%%

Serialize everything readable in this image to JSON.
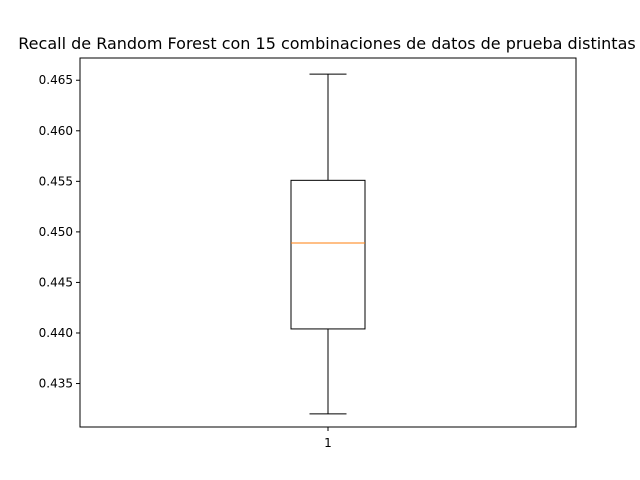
{
  "chart_data": {
    "type": "box",
    "title": "Recall de Random Forest con 15 combinaciones de datos de prueba distintas",
    "xlabel": "",
    "ylabel": "",
    "categories": [
      "1"
    ],
    "ylim": [
      0.4307,
      0.4672
    ],
    "yticks": [
      "0.435",
      "0.440",
      "0.445",
      "0.450",
      "0.455",
      "0.460",
      "0.465"
    ],
    "grid": false,
    "boxes": [
      {
        "category": "1",
        "whisker_low": 0.432,
        "q1": 0.4404,
        "median": 0.4489,
        "q3": 0.4551,
        "whisker_high": 0.4656
      }
    ],
    "colors": {
      "box": "#000000",
      "median": "#ff7f0e",
      "background": "#ffffff"
    }
  }
}
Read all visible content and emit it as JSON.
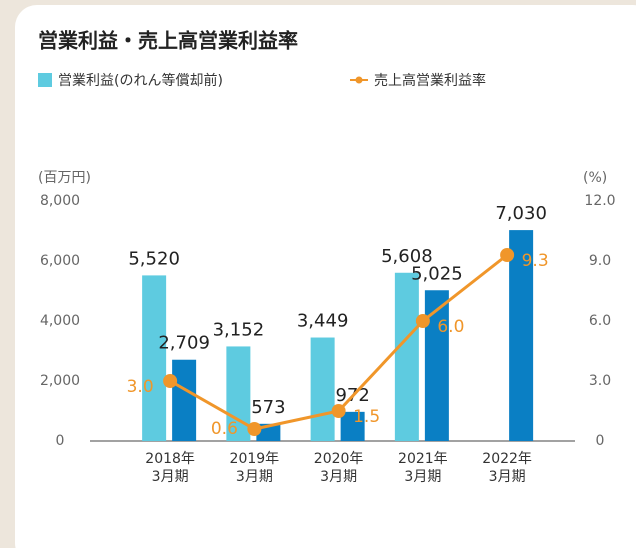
{
  "chart_data": {
    "type": "bar-line",
    "title": "営業利益・売上高営業利益率",
    "ylabel": "(百万円)",
    "y2label": "(%)",
    "categories": [
      [
        "2018年",
        "3月期"
      ],
      [
        "2019年",
        "3月期"
      ],
      [
        "2020年",
        "3月期"
      ],
      [
        "2021年",
        "3月期"
      ],
      [
        "2022年",
        "3月期"
      ]
    ],
    "series": [
      {
        "name": "営業利益(のれん等償却前)",
        "color": "#5ecbe0",
        "kind": "bar",
        "values": [
          5520,
          3152,
          3449,
          5608,
          null
        ],
        "value_labels": [
          "5,520",
          "3,152",
          "3,449",
          "5,608",
          null
        ]
      },
      {
        "color": "#0a7fc4",
        "kind": "bar",
        "values": [
          2709,
          573,
          972,
          5025,
          7030
        ],
        "value_labels": [
          "2,709",
          "573",
          "972",
          "5,025",
          "7,030"
        ]
      },
      {
        "name": "売上高営業利益率",
        "color": "#f0962a",
        "kind": "line",
        "axis": "y2",
        "values": [
          3.0,
          0.6,
          1.5,
          6.0,
          9.3
        ],
        "value_labels": [
          "3.0",
          "0.6",
          "1.5",
          "6.0",
          "9.3"
        ]
      }
    ],
    "ylim": [
      0,
      8000
    ],
    "yticks": [
      0,
      {
        "value": 2000,
        "label": "2,000"
      },
      {
        "value": 4000,
        "label": "4,000"
      },
      {
        "value": 6000,
        "label": "6,000"
      },
      {
        "value": 8000,
        "label": "8,000"
      }
    ],
    "y2lim": [
      0,
      12
    ],
    "y2ticks": [
      0,
      {
        "value": 3,
        "label": "3.0"
      },
      {
        "value": 6,
        "label": "6.0"
      },
      {
        "value": 9,
        "label": "9.0"
      },
      {
        "value": 12,
        "label": "12.0"
      }
    ],
    "grid": false
  }
}
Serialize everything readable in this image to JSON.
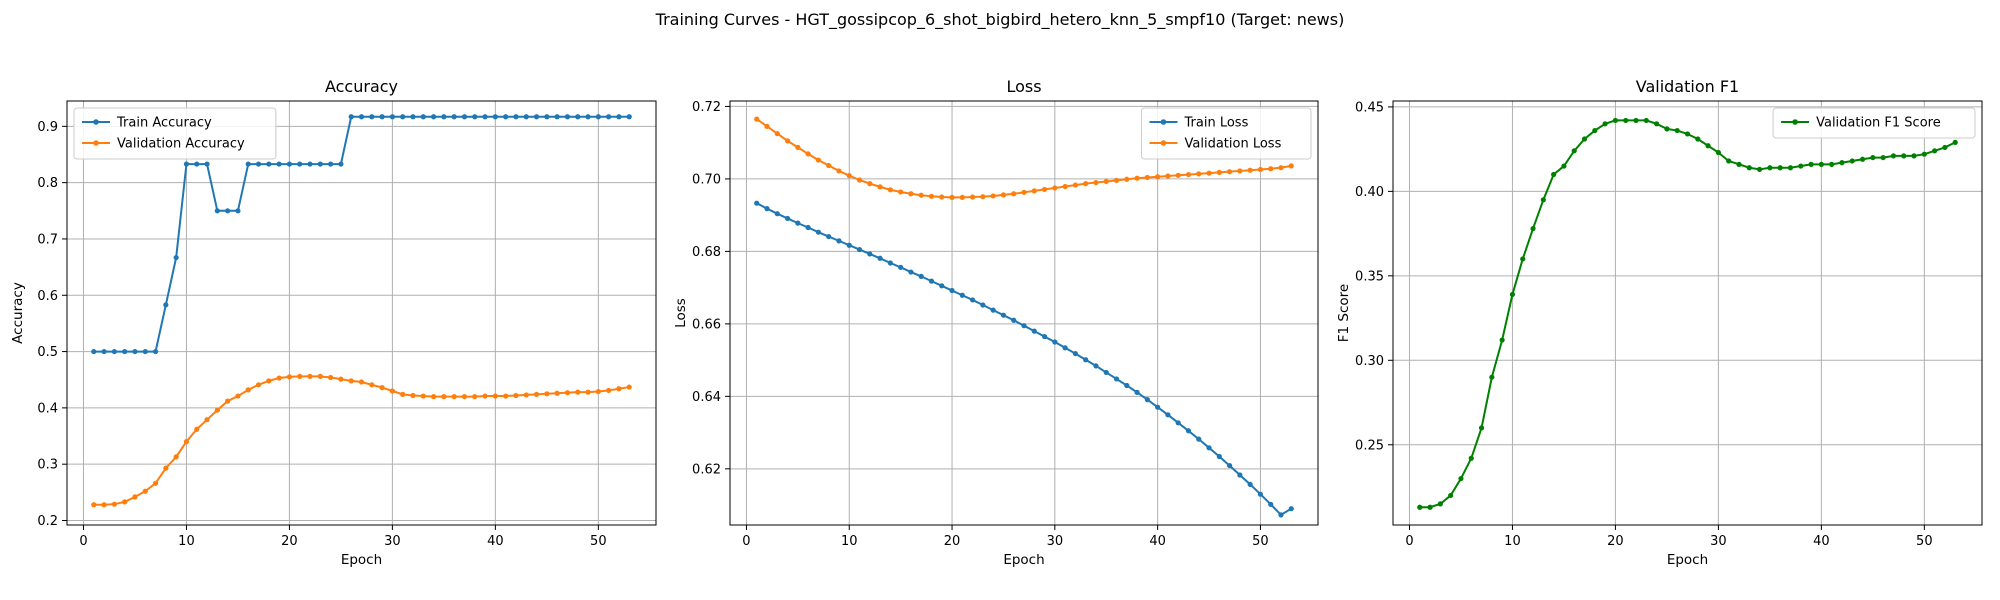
{
  "figure": {
    "title": "Training Curves - HGT_gossipcop_6_shot_bigbird_hetero_knn_5_smpf10 (Target: news)"
  },
  "colors": {
    "train": "#1f77b4",
    "validation": "#ff7f0e",
    "f1": "#008000",
    "grid": "#b0b0b0",
    "axis": "#000000"
  },
  "chart_data": [
    {
      "type": "line",
      "title": "Accuracy",
      "xlabel": "Epoch",
      "ylabel": "Accuracy",
      "xlim": [
        -1.6,
        55.6
      ],
      "ylim": [
        0.192,
        0.945
      ],
      "xticks": [
        0,
        10,
        20,
        30,
        40,
        50
      ],
      "yticks": [
        0.2,
        0.3,
        0.4,
        0.5,
        0.6,
        0.7,
        0.8,
        0.9
      ],
      "grid": true,
      "legend": "upper-left",
      "x": [
        1,
        2,
        3,
        4,
        5,
        6,
        7,
        8,
        9,
        10,
        11,
        12,
        13,
        14,
        15,
        16,
        17,
        18,
        19,
        20,
        21,
        22,
        23,
        24,
        25,
        26,
        27,
        28,
        29,
        30,
        31,
        32,
        33,
        34,
        35,
        36,
        37,
        38,
        39,
        40,
        41,
        42,
        43,
        44,
        45,
        46,
        47,
        48,
        49,
        50,
        51,
        52,
        53
      ],
      "series": [
        {
          "name": "Train Accuracy",
          "color": "#1f77b4",
          "values": [
            0.5,
            0.5,
            0.5,
            0.5,
            0.5,
            0.5,
            0.5,
            0.583,
            0.667,
            0.833,
            0.833,
            0.833,
            0.75,
            0.75,
            0.75,
            0.833,
            0.833,
            0.833,
            0.833,
            0.833,
            0.833,
            0.833,
            0.833,
            0.833,
            0.833,
            0.917,
            0.917,
            0.917,
            0.917,
            0.917,
            0.917,
            0.917,
            0.917,
            0.917,
            0.917,
            0.917,
            0.917,
            0.917,
            0.917,
            0.917,
            0.917,
            0.917,
            0.917,
            0.917,
            0.917,
            0.917,
            0.917,
            0.917,
            0.917,
            0.917,
            0.917,
            0.917,
            0.917
          ]
        },
        {
          "name": "Validation Accuracy",
          "color": "#ff7f0e",
          "values": [
            0.228,
            0.228,
            0.229,
            0.233,
            0.242,
            0.252,
            0.266,
            0.293,
            0.313,
            0.34,
            0.362,
            0.379,
            0.396,
            0.412,
            0.421,
            0.432,
            0.441,
            0.448,
            0.453,
            0.455,
            0.456,
            0.456,
            0.456,
            0.454,
            0.451,
            0.448,
            0.446,
            0.441,
            0.436,
            0.43,
            0.424,
            0.422,
            0.421,
            0.42,
            0.42,
            0.42,
            0.42,
            0.42,
            0.421,
            0.421,
            0.421,
            0.422,
            0.423,
            0.424,
            0.425,
            0.426,
            0.427,
            0.428,
            0.428,
            0.429,
            0.431,
            0.434,
            0.437
          ]
        }
      ]
    },
    {
      "type": "line",
      "title": "Loss",
      "xlabel": "Epoch",
      "ylabel": "Loss",
      "xlim": [
        -1.6,
        55.6
      ],
      "ylim": [
        0.6045,
        0.7215
      ],
      "xticks": [
        0,
        10,
        20,
        30,
        40,
        50
      ],
      "yticks": [
        0.62,
        0.64,
        0.66,
        0.68,
        0.7,
        0.72
      ],
      "grid": true,
      "legend": "upper-right",
      "x": [
        1,
        2,
        3,
        4,
        5,
        6,
        7,
        8,
        9,
        10,
        11,
        12,
        13,
        14,
        15,
        16,
        17,
        18,
        19,
        20,
        21,
        22,
        23,
        24,
        25,
        26,
        27,
        28,
        29,
        30,
        31,
        32,
        33,
        34,
        35,
        36,
        37,
        38,
        39,
        40,
        41,
        42,
        43,
        44,
        45,
        46,
        47,
        48,
        49,
        50,
        51,
        52,
        53
      ],
      "series": [
        {
          "name": "Train Loss",
          "color": "#1f77b4",
          "values": [
            0.6933,
            0.6918,
            0.6904,
            0.6891,
            0.6878,
            0.6866,
            0.6853,
            0.6841,
            0.6829,
            0.6817,
            0.6805,
            0.6793,
            0.6781,
            0.6768,
            0.6756,
            0.6743,
            0.6731,
            0.6718,
            0.6705,
            0.6692,
            0.6679,
            0.6666,
            0.6652,
            0.6638,
            0.6624,
            0.661,
            0.6595,
            0.658,
            0.6565,
            0.655,
            0.6534,
            0.6518,
            0.6501,
            0.6484,
            0.6466,
            0.6448,
            0.643,
            0.6411,
            0.6391,
            0.637,
            0.6349,
            0.6327,
            0.6305,
            0.6282,
            0.6258,
            0.6234,
            0.6209,
            0.6183,
            0.6157,
            0.613,
            0.6102,
            0.6073,
            0.609
          ]
        },
        {
          "name": "Validation Loss",
          "color": "#ff7f0e",
          "values": [
            0.7165,
            0.7145,
            0.7125,
            0.7105,
            0.7087,
            0.7069,
            0.7052,
            0.7037,
            0.7022,
            0.7009,
            0.6997,
            0.6987,
            0.6978,
            0.697,
            0.6964,
            0.6959,
            0.6955,
            0.6952,
            0.695,
            0.6949,
            0.6949,
            0.695,
            0.6951,
            0.6953,
            0.6956,
            0.6959,
            0.6963,
            0.6967,
            0.6971,
            0.6975,
            0.6979,
            0.6983,
            0.6987,
            0.699,
            0.6993,
            0.6996,
            0.6999,
            0.7002,
            0.7004,
            0.7006,
            0.7008,
            0.701,
            0.7012,
            0.7014,
            0.7016,
            0.7018,
            0.702,
            0.7022,
            0.7024,
            0.7026,
            0.7028,
            0.7031,
            0.7036
          ]
        }
      ]
    },
    {
      "type": "line",
      "title": "Validation F1",
      "xlabel": "Epoch",
      "ylabel": "F1 Score",
      "xlim": [
        -1.6,
        55.6
      ],
      "ylim": [
        0.2025,
        0.4535
      ],
      "xticks": [
        0,
        10,
        20,
        30,
        40,
        50
      ],
      "yticks": [
        0.25,
        0.3,
        0.35,
        0.4,
        0.45
      ],
      "grid": true,
      "legend": "upper-right",
      "x": [
        1,
        2,
        3,
        4,
        5,
        6,
        7,
        8,
        9,
        10,
        11,
        12,
        13,
        14,
        15,
        16,
        17,
        18,
        19,
        20,
        21,
        22,
        23,
        24,
        25,
        26,
        27,
        28,
        29,
        30,
        31,
        32,
        33,
        34,
        35,
        36,
        37,
        38,
        39,
        40,
        41,
        42,
        43,
        44,
        45,
        46,
        47,
        48,
        49,
        50,
        51,
        52,
        53
      ],
      "series": [
        {
          "name": "Validation F1 Score",
          "color": "#008000",
          "values": [
            0.213,
            0.213,
            0.215,
            0.22,
            0.23,
            0.242,
            0.26,
            0.29,
            0.312,
            0.339,
            0.36,
            0.378,
            0.395,
            0.41,
            0.415,
            0.424,
            0.431,
            0.436,
            0.44,
            0.442,
            0.442,
            0.442,
            0.442,
            0.44,
            0.437,
            0.436,
            0.434,
            0.431,
            0.427,
            0.423,
            0.418,
            0.416,
            0.414,
            0.413,
            0.414,
            0.414,
            0.414,
            0.415,
            0.416,
            0.416,
            0.416,
            0.417,
            0.418,
            0.419,
            0.42,
            0.42,
            0.421,
            0.421,
            0.421,
            0.422,
            0.424,
            0.426,
            0.429
          ]
        }
      ]
    }
  ]
}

%%

§ WORK INSTRUCTIONS: Every line that holds the word "title" should be extracted.

§ RESULT BELOW:
    "title": "Recall de Random Forest con 15 combinaciones de datos de prueba distintas",
    "title": "営業利益・売上高営業利益率",
    "title": "Training Curves - HGT_gossipcop_6_shot_bigbird_hetero_knn_5_smpf10 (Target: news)"
      "title": "Accuracy",
      "title": "Loss",
      "title": "Validation F1",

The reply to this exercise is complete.